= Entries =
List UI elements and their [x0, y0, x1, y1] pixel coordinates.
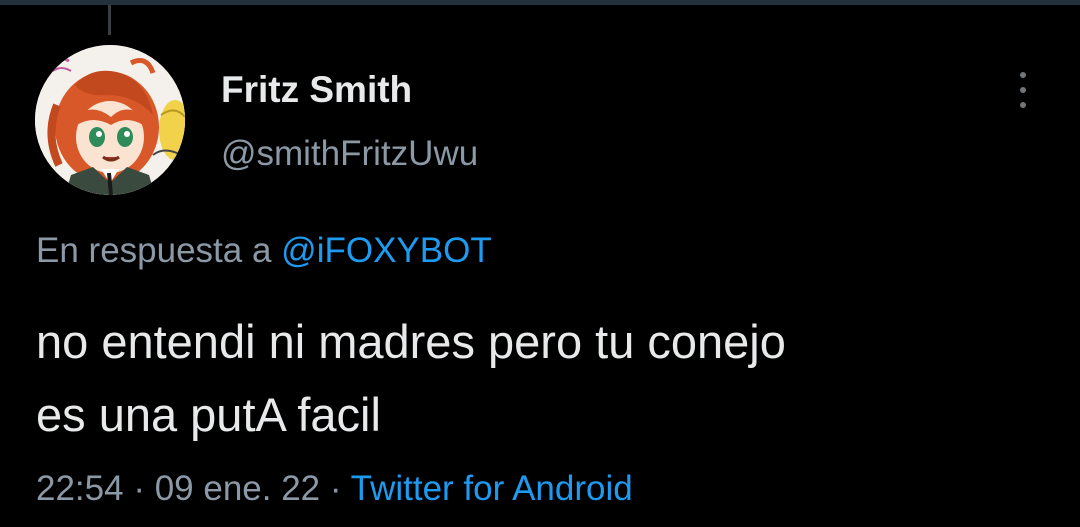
more-vertical-icon-dot-2	[1020, 87, 1026, 93]
thread-connector-line	[108, 5, 111, 35]
more-options-button[interactable]	[1006, 68, 1040, 112]
avatar[interactable]	[35, 45, 185, 195]
reply-prefix: En respuesta a	[36, 231, 272, 270]
meta-separator: ·	[133, 469, 145, 508]
author-display-name[interactable]: Fritz Smith	[221, 68, 412, 112]
author-handle[interactable]: @smithFritzUwu	[221, 133, 478, 175]
more-vertical-icon-dot-3	[1020, 102, 1026, 108]
tweet-source-link[interactable]: Twitter for Android	[351, 469, 633, 508]
tweet-text: no entendi ni madres pero tu conejo es u…	[36, 305, 1046, 451]
tweet-text-line: no entendi ni madres pero tu conejo	[36, 315, 786, 368]
top-divider	[0, 0, 1080, 5]
meta-separator: ·	[329, 469, 342, 508]
reply-context: En respuesta a @iFOXYBOT	[36, 230, 492, 272]
anime-character-avatar-icon	[35, 45, 185, 195]
tweet-text-line: es una putA facil	[36, 388, 381, 441]
tweet-date[interactable]: 09 ene. 22	[155, 469, 320, 508]
reply-to-mention[interactable]: @iFOXYBOT	[281, 231, 492, 270]
more-vertical-icon	[1020, 72, 1026, 78]
tweet-metadata: 22:54 · 09 ene. 22 · Twitter for Android	[36, 468, 633, 510]
tweet-time[interactable]: 22:54	[36, 469, 124, 508]
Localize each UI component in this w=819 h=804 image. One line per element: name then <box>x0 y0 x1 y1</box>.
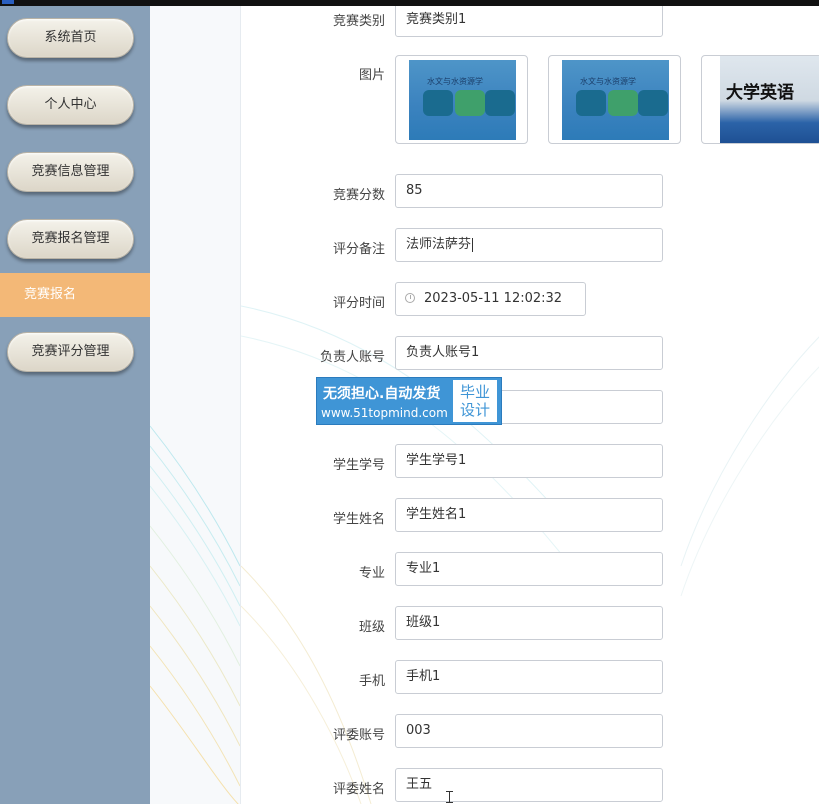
sidebar-item-scoring-management[interactable]: 竞赛评分管理 <box>7 332 134 372</box>
cover-graphic <box>576 90 606 116</box>
book-cover-image: 水文与水资源学 <box>409 60 516 140</box>
sidebar-item-competition-info[interactable]: 竞赛信息管理 <box>7 152 134 192</box>
time-text: 2023-05-11 12:02:32 <box>424 291 563 306</box>
text-cursor-icon <box>446 791 453 803</box>
judge-account-field[interactable]: 003 <box>395 714 663 748</box>
student-id-label: 学生学号 <box>332 458 385 473</box>
note-label: 评分备注 <box>332 242 385 257</box>
major-label: 专业 <box>358 566 385 581</box>
leader-account-field[interactable]: 负责人账号1 <box>395 336 663 370</box>
image-label: 图片 <box>358 68 385 83</box>
book-cover-image: 水文与水资源学 <box>562 60 669 140</box>
sidebar-item-registration[interactable]: 竞赛报名 <box>0 273 150 317</box>
book-cover-image: 大学英语 <box>720 56 819 143</box>
app-icon <box>2 0 14 4</box>
judge-name-field[interactable]: 王五 <box>395 768 663 802</box>
watermark-line1: 无须担心.自动发货 <box>323 386 441 402</box>
text-caret <box>472 237 474 252</box>
decorative-waves <box>150 425 240 804</box>
image-thumbnail-1[interactable]: 水文与水资源学 <box>395 55 528 144</box>
time-picker-field[interactable]: 2023-05-11 12:02:32 <box>395 282 586 316</box>
phone-label: 手机 <box>358 674 385 689</box>
student-id-field[interactable]: 学生学号1 <box>395 444 663 478</box>
class-field[interactable]: 班级1 <box>395 606 663 640</box>
clock-icon <box>405 293 415 303</box>
sidebar: 系统首页 个人中心 竞赛信息管理 竞赛报名管理 竞赛报名 竞赛评分管理 <box>0 6 150 804</box>
major-field[interactable]: 专业1 <box>395 552 663 586</box>
judge-account-label: 评委账号 <box>332 728 385 743</box>
category-label: 竞赛类别 <box>332 14 385 29</box>
note-text: 法师法萨芬 <box>406 237 472 252</box>
leader-account-label: 负责人账号 <box>319 350 385 365</box>
sidebar-item-profile[interactable]: 个人中心 <box>7 85 134 125</box>
book-title: 水文与水资源学 <box>580 77 636 86</box>
class-label: 班级 <box>358 620 385 635</box>
student-name-label: 学生姓名 <box>332 512 385 527</box>
cover-graphic <box>485 90 515 116</box>
cover-graphic <box>455 90 485 116</box>
watermark-badge-line2: 设计 <box>459 401 490 419</box>
phone-field[interactable]: 手机1 <box>395 660 663 694</box>
sidebar-item-registration-management[interactable]: 竞赛报名管理 <box>7 219 134 259</box>
cover-graphic <box>608 90 638 116</box>
background-panel <box>150 6 240 804</box>
time-label: 评分时间 <box>332 296 385 311</box>
student-name-field[interactable]: 学生姓名1 <box>395 498 663 532</box>
image-thumbnail-2[interactable]: 水文与水资源学 <box>548 55 681 144</box>
cover-graphic <box>423 90 453 116</box>
watermark-banner: 无须担心.自动发货 www.51topmind.com 毕业 设计 <box>317 378 501 424</box>
watermark-text: 无须担心.自动发货 www.51topmind.com <box>317 378 452 424</box>
cover-graphic <box>638 90 668 116</box>
watermark-badge-line1: 毕业 <box>459 383 490 401</box>
sidebar-item-home[interactable]: 系统首页 <box>7 18 134 58</box>
score-field[interactable]: 85 <box>395 174 663 208</box>
image-thumbnail-3[interactable]: 大学英语 <box>701 55 819 144</box>
book-title: 水文与水资源学 <box>427 77 483 86</box>
watermark-badge: 毕业 设计 <box>453 380 497 422</box>
note-field[interactable]: 法师法萨芬 <box>395 228 663 262</box>
score-label: 竞赛分数 <box>332 188 385 203</box>
book-title: 大学英语 <box>726 83 794 103</box>
category-field[interactable]: 竞赛类别1 <box>395 6 663 37</box>
watermark-line2: www.51topmind.com <box>321 406 448 420</box>
judge-name-label: 评委姓名 <box>332 782 385 797</box>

= What you need to do =
Can you swap every "meta-separator" in the entries above for "metadata-separator", leave everything else unchanged, give back all the entries, and omit the pictures?

= Solved exercise =
List UI elements and their [x0, y0, x1, y1] pixel coordinates.
more-vertical-icon-dot-2	[1020, 87, 1026, 93]
thread-connector-line	[108, 5, 111, 35]
more-options-button[interactable]	[1006, 68, 1040, 112]
avatar[interactable]	[35, 45, 185, 195]
reply-prefix: En respuesta a	[36, 231, 272, 270]
metadata-separator: ·	[133, 469, 145, 508]
author-display-name[interactable]: Fritz Smith	[221, 68, 412, 112]
author-handle[interactable]: @smithFritzUwu	[221, 133, 478, 175]
more-vertical-icon-dot-3	[1020, 102, 1026, 108]
tweet-source-link[interactable]: Twitter for Android	[351, 469, 633, 508]
tweet-text: no entendi ni madres pero tu conejo es u…	[36, 305, 1046, 451]
tweet-text-line: no entendi ni madres pero tu conejo	[36, 315, 786, 368]
top-divider	[0, 0, 1080, 5]
metadata-separator: ·	[329, 469, 342, 508]
reply-context: En respuesta a @iFOXYBOT	[36, 230, 492, 272]
anime-character-avatar-icon	[35, 45, 185, 195]
tweet-text-line: es una putA facil	[36, 388, 381, 441]
tweet-date[interactable]: 09 ene. 22	[155, 469, 320, 508]
reply-to-mention[interactable]: @iFOXYBOT	[281, 231, 492, 270]
more-vertical-icon	[1020, 72, 1026, 78]
tweet-metadata: 22:54 · 09 ene. 22 · Twitter for Android	[36, 468, 633, 510]
tweet-time[interactable]: 22:54	[36, 469, 124, 508]
Localize each UI component in this w=819 h=804 image. One line per element: name then <box>x0 y0 x1 y1</box>.
sidebar-item-scoring-management[interactable]: 竞赛评分管理 <box>7 332 134 372</box>
cover-graphic <box>576 90 606 116</box>
book-cover-image: 水文与水资源学 <box>409 60 516 140</box>
sidebar-item-competition-info[interactable]: 竞赛信息管理 <box>7 152 134 192</box>
time-text: 2023-05-11 12:02:32 <box>424 291 563 306</box>
text-cursor-icon <box>446 791 453 803</box>
judge-account-field[interactable]: 003 <box>395 714 663 748</box>
student-id-label: 学生学号 <box>332 458 385 473</box>
note-label: 评分备注 <box>332 242 385 257</box>
major-label: 专业 <box>358 566 385 581</box>
leader-account-field[interactable]: 负责人账号1 <box>395 336 663 370</box>
image-label: 图片 <box>358 68 385 83</box>
book-cover-image: 水文与水资源学 <box>562 60 669 140</box>
sidebar-item-registration[interactable]: 竞赛报名 <box>0 273 150 317</box>
book-cover-image: 大学英语 <box>720 56 819 143</box>
app-icon <box>2 0 14 4</box>
judge-name-field[interactable]: 王五 <box>395 768 663 802</box>
watermark-line1: 无须担心.自动发货 <box>323 386 441 402</box>
text-caret <box>472 237 474 252</box>
decorative-waves <box>150 425 240 804</box>
image-thumbnail-1[interactable]: 水文与水资源学 <box>395 55 528 144</box>
time-picker-field[interactable]: 2023-05-11 12:02:32 <box>395 282 586 316</box>
phone-label: 手机 <box>358 674 385 689</box>
student-id-field[interactable]: 学生学号1 <box>395 444 663 478</box>
class-field[interactable]: 班级1 <box>395 606 663 640</box>
clock-icon <box>405 293 415 303</box>
sidebar: 系统首页 个人中心 竞赛信息管理 竞赛报名管理 竞赛报名 竞赛评分管理 <box>0 6 150 804</box>
major-field[interactable]: 专业1 <box>395 552 663 586</box>
judge-account-label: 评委账号 <box>332 728 385 743</box>
category-label: 竞赛类别 <box>332 14 385 29</box>
note-text: 法师法萨芬 <box>406 237 472 252</box>
leader-account-label: 负责人账号 <box>319 350 385 365</box>
sidebar-item-profile[interactable]: 个人中心 <box>7 85 134 125</box>
book-title: 水文与水资源学 <box>580 77 636 86</box>
class-label: 班级 <box>358 620 385 635</box>
student-name-label: 学生姓名 <box>332 512 385 527</box>
cover-graphic <box>485 90 515 116</box>
cover-graphic <box>455 90 485 116</box>
watermark-badge-line2: 设计 <box>459 401 490 419</box>
phone-field[interactable]: 手机1 <box>395 660 663 694</box>
sidebar-item-registration-management[interactable]: 竞赛报名管理 <box>7 219 134 259</box>
cover-graphic <box>608 90 638 116</box>
background-panel <box>150 6 240 804</box>
time-label: 评分时间 <box>332 296 385 311</box>
student-name-field[interactable]: 学生姓名1 <box>395 498 663 532</box>
image-thumbnail-2[interactable]: 水文与水资源学 <box>548 55 681 144</box>
cover-graphic <box>423 90 453 116</box>
watermark-banner: 无须担心.自动发货 www.51topmind.com 毕业 设计 <box>317 378 501 424</box>
watermark-text: 无须担心.自动发货 www.51topmind.com <box>317 378 452 424</box>
cover-graphic <box>638 90 668 116</box>
watermark-badge-line1: 毕业 <box>459 383 490 401</box>
sidebar-item-home[interactable]: 系统首页 <box>7 18 134 58</box>
score-field[interactable]: 85 <box>395 174 663 208</box>
image-thumbnail-3[interactable]: 大学英语 <box>701 55 819 144</box>
book-title: 水文与水资源学 <box>427 77 483 86</box>
watermark-badge: 毕业 设计 <box>453 380 497 422</box>
note-field[interactable]: 法师法萨芬 <box>395 228 663 262</box>
score-label: 竞赛分数 <box>332 188 385 203</box>
book-title: 大学英语 <box>726 83 794 103</box>
category-field[interactable]: 竞赛类别1 <box>395 6 663 37</box>
watermark-line2: www.51topmind.com <box>321 406 448 420</box>
judge-name-label: 评委姓名 <box>332 782 385 797</box>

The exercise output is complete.